(Data excerpts)
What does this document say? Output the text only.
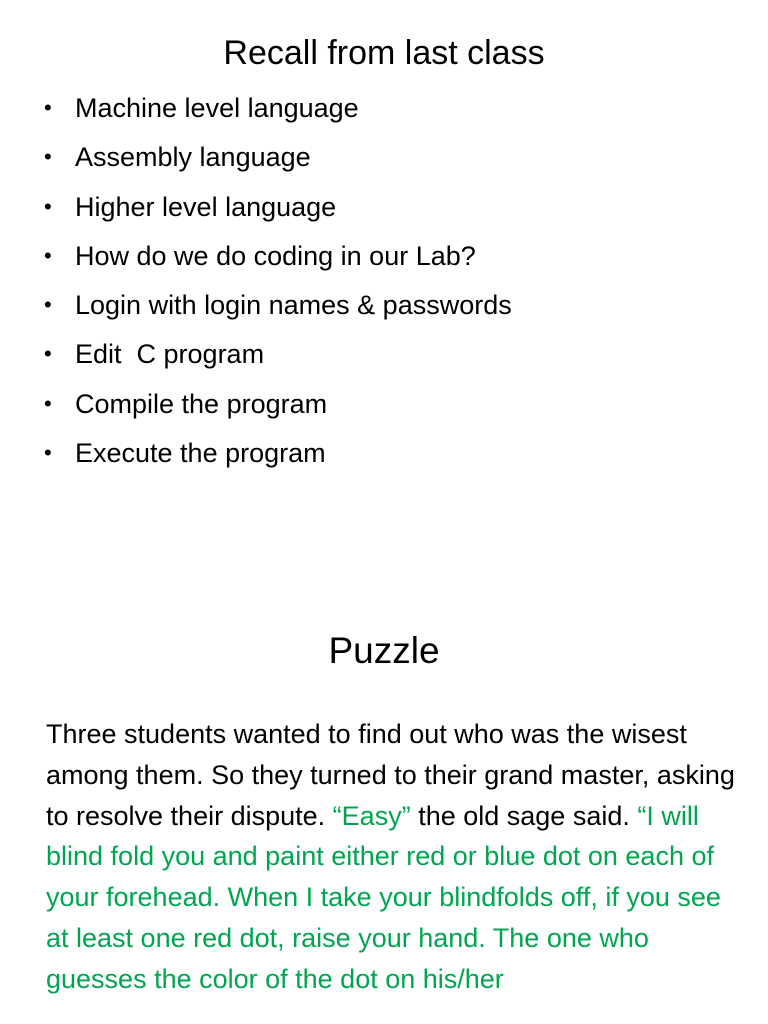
Recall from last class
• Machine level language
• Assembly language
• Higher level language
• How do we do coding in our Lab?
• Login with login names & passwords
• Edit  C program
• Compile the program
• Execute the program
Puzzle

Three students wanted to find out who was the wisest among them. So they turned to their grand master, asking to resolve their dispute. “Easy” the old sage said. “I will blind fold you and paint either red or blue dot on each of your forehead. When I take your blindfolds off, if you see at least one red dot, raise your hand. The one who guesses the color of the dot on his/her
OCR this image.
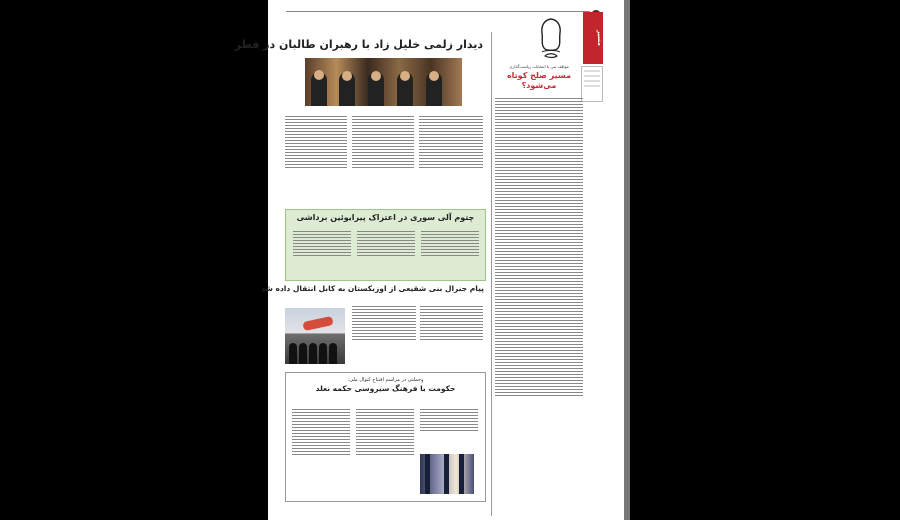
مسیر
دیدار زلمی خلیل زاد با رهبران طالبان در قطر
چتوم آلی سوری در اعتراک پیرایوئین برداشی
پیام جنرال بنی شقیعی از اوزبکستان به کابل انتقال داده شد
مواقف بنی با انتخابات ریاست‌گذاری
مسیر صلح کوتاه
می‌شود؟
وحملتی در مراسم افتتاح کتوال ملی:
حکومت با فرهنگ سیروسی حکمه نعلد
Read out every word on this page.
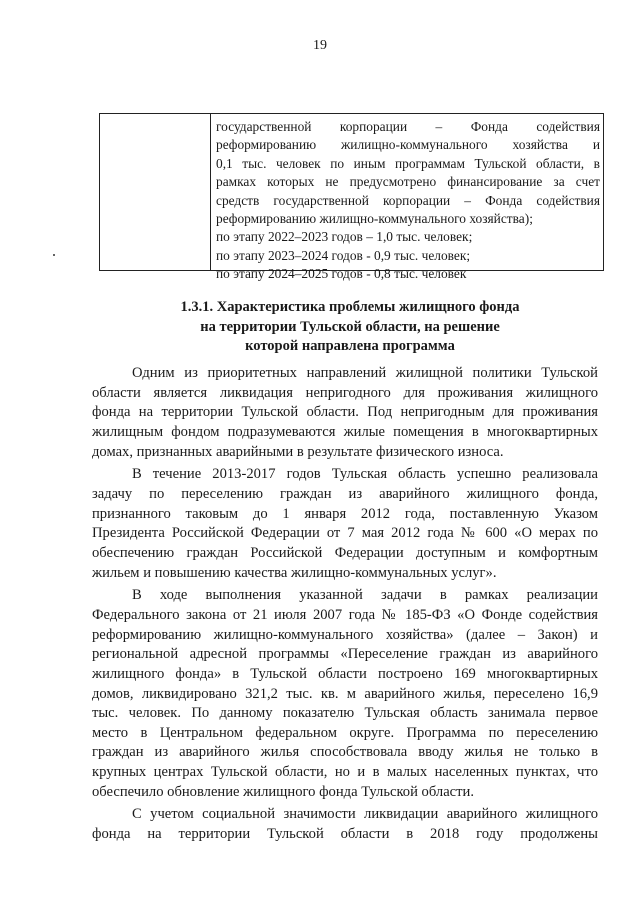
19
государственной корпорации – Фонда содействия
реформированию жилищно-коммунального хозяйства и
0,1 тыс. человек по иным программам Тульской области, в
рамках которых не предусмотрено финансирование за счет
средств государственной корпорации – Фонда содействия
реформированию жилищно-коммунального хозяйства);
по этапу 2022–2023 годов – 1,0 тыс. человек;
по этапу 2023–2024 годов - 0,9 тыс. человек;
по этапу 2024–2025 годов - 0,8 тыс. человек
1.3.1. Характеристика проблемы жилищного фонда
на территории Тульской области, на решение
которой направлена программа
Одним из приоритетных направлений жилищной политики Тульской
области является ликвидация непригодного для проживания жилищного
фонда на территории Тульской области. Под непригодным для проживания
жилищным фондом подразумеваются жилые помещения в многоквартирных
домах, признанных аварийными в результате физического износа.
В течение 2013-2017 годов Тульская область успешно реализовала
задачу по переселению граждан из аварийного жилищного фонда,
признанного таковым до 1 января 2012 года, поставленную Указом
Президента Российской Федерации от 7 мая 2012 года № 600 «О мерах по
обеспечению граждан Российской Федерации доступным и комфортным
жильем и повышению качества жилищно-коммунальных услуг».
В ходе выполнения указанной задачи в рамках реализации
Федерального закона от 21 июля 2007 года № 185-ФЗ «О Фонде содействия
реформированию жилищно-коммунального хозяйства» (далее – Закон) и
региональной адресной программы «Переселение граждан из аварийного
жилищного фонда» в Тульской области построено 169 многоквартирных
домов, ликвидировано 321,2 тыс. кв. м аварийного жилья, переселено 16,9
тыс. человек. По данному показателю Тульская область занимала первое
место в Центральном федеральном округе. Программа по переселению
граждан из аварийного жилья способствовала вводу жилья не только в
крупных центрах Тульской области, но и в малых населенных пунктах, что
обеспечило обновление жилищного фонда Тульской области.
С учетом социальной значимости ликвидации аварийного жилищного
фонда на территории Тульской области в 2018 году продолжены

• Exercise
Copy every entry exactly as written. Pictures are excluded.

• Reply
What does this document say? Output the text only.
Recall from last class
• Machine level language
• Assembly language
• Higher level language
• How do we do coding in our Lab?
• Login with login names & passwords
• Edit  C program
• Compile the program
• Execute the program
Puzzle

Three students wanted to find out who was the wisest among them. So they turned to their grand master, asking to resolve their dispute. “Easy” the old sage said. “I will blind fold you and paint either red or blue dot on each of your forehead. When I take your blindfolds off, if you see at least one red dot, raise your hand. The one who guesses the color of the dot on his/her
OCR this image.
مسیر
دیدار زلمی خلیل زاد با رهبران طالبان در قطر
چتوم آلی سوری در اعتراک پیرایوئین برداشی
پیام جنرال بنی شقیعی از اوزبکستان به کابل انتقال داده شد
مواقف بنی با انتخابات ریاست‌گذاری
مسیر صلح کوتاه
می‌شود؟
وحملتی در مراسم افتتاح کتوال ملی:
حکومت با فرهنگ سیروسی حکمه نعلد
Read out every word on this page.
19
государственной корпорации – Фонда содействия
реформированию жилищно-коммунального хозяйства и
0,1 тыс. человек по иным программам Тульской области, в
рамках которых не предусмотрено финансирование за счет
средств государственной корпорации – Фонда содействия
реформированию жилищно-коммунального хозяйства);
по этапу 2022–2023 годов – 1,0 тыс. человек;
по этапу 2023–2024 годов - 0,9 тыс. человек;
по этапу 2024–2025 годов - 0,8 тыс. человек
1.3.1. Характеристика проблемы жилищного фонда
на территории Тульской области, на решение
которой направлена программа
Одним из приоритетных направлений жилищной политики Тульской
области является ликвидация непригодного для проживания жилищного
фонда на территории Тульской области. Под непригодным для проживания
жилищным фондом подразумеваются жилые помещения в многоквартирных
домах, признанных аварийными в результате физического износа.
В течение 2013-2017 годов Тульская область успешно реализовала
задачу по переселению граждан из аварийного жилищного фонда,
признанного таковым до 1 января 2012 года, поставленную Указом
Президента Российской Федерации от 7 мая 2012 года № 600 «О мерах по
обеспечению граждан Российской Федерации доступным и комфортным
жильем и повышению качества жилищно-коммунальных услуг».
В ходе выполнения указанной задачи в рамках реализации
Федерального закона от 21 июля 2007 года № 185-ФЗ «О Фонде содействия
реформированию жилищно-коммунального хозяйства» (далее – Закон) и
региональной адресной программы «Переселение граждан из аварийного
жилищного фонда» в Тульской области построено 169 многоквартирных
домов, ликвидировано 321,2 тыс. кв. м аварийного жилья, переселено 16,9
тыс. человек. По данному показателю Тульская область занимала первое
место в Центральном федеральном округе. Программа по переселению
граждан из аварийного жилья способствовала вводу жилья не только в
крупных центрах Тульской области, но и в малых населенных пунктах, что
обеспечило обновление жилищного фонда Тульской области.
С учетом социальной значимости ликвидации аварийного жилищного
фонда на территории Тульской области в 2018 году продолжены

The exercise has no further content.